§ Material supplied:
=====

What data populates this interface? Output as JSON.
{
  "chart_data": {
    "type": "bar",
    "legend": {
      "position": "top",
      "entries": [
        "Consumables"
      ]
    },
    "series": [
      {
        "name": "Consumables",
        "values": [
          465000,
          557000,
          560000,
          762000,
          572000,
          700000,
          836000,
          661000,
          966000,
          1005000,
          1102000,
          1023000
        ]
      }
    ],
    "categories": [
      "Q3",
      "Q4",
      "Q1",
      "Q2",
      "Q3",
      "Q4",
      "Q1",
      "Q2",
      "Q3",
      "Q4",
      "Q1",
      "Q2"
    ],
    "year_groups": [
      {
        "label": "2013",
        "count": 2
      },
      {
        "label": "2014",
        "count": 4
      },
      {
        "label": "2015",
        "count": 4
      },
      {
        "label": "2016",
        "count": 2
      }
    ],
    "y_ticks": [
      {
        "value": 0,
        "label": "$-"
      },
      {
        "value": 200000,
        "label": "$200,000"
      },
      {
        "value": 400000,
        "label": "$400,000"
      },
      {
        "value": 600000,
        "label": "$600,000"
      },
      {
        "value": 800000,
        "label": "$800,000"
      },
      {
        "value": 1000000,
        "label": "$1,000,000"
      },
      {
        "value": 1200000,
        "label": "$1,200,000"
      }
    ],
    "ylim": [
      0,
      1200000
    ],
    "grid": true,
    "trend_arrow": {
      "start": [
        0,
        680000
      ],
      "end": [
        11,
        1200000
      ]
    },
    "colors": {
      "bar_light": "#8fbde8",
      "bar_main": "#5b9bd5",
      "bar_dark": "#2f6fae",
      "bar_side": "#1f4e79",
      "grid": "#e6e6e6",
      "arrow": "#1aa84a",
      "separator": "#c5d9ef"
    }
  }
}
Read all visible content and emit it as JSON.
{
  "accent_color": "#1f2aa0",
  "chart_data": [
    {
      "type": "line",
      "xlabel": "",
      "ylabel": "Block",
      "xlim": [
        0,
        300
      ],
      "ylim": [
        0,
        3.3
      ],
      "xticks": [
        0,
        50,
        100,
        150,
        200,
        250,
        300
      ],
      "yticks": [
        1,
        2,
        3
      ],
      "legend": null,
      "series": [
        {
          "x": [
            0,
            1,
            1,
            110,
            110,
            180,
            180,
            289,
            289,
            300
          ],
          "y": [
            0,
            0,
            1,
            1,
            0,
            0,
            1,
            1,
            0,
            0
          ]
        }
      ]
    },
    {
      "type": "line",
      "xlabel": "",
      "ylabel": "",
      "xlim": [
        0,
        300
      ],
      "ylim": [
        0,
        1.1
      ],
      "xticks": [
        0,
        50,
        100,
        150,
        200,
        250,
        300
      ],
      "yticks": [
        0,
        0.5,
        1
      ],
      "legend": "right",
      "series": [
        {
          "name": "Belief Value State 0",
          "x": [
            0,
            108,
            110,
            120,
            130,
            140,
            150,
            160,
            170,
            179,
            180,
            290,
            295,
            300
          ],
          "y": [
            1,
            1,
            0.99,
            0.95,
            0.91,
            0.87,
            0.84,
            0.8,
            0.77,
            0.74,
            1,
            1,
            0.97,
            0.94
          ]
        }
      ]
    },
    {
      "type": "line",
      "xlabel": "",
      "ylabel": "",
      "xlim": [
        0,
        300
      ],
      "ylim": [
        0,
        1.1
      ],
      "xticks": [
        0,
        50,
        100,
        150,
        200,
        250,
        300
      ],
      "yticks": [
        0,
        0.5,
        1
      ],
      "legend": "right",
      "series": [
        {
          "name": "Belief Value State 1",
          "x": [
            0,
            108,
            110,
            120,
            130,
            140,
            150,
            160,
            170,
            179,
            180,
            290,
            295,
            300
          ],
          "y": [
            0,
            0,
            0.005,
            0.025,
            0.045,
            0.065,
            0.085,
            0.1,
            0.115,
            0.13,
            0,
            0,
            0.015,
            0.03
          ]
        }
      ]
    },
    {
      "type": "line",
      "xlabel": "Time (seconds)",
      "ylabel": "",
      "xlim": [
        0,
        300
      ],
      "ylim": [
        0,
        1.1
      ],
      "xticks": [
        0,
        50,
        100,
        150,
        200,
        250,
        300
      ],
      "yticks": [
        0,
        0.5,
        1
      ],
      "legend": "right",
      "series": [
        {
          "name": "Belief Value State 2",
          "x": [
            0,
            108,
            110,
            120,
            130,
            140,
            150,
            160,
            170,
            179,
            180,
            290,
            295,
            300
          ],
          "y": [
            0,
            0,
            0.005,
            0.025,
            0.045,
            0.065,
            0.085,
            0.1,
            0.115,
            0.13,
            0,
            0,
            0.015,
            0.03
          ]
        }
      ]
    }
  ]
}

=====

§ What to do: Locate the word "name" in the data above. Copy every line carrying it.

§ Reply to the exercise:
        "name": "Consumables",
          "name": "Belief Value State 0",
          "name": "Belief Value State 1",
          "name": "Belief Value State 2",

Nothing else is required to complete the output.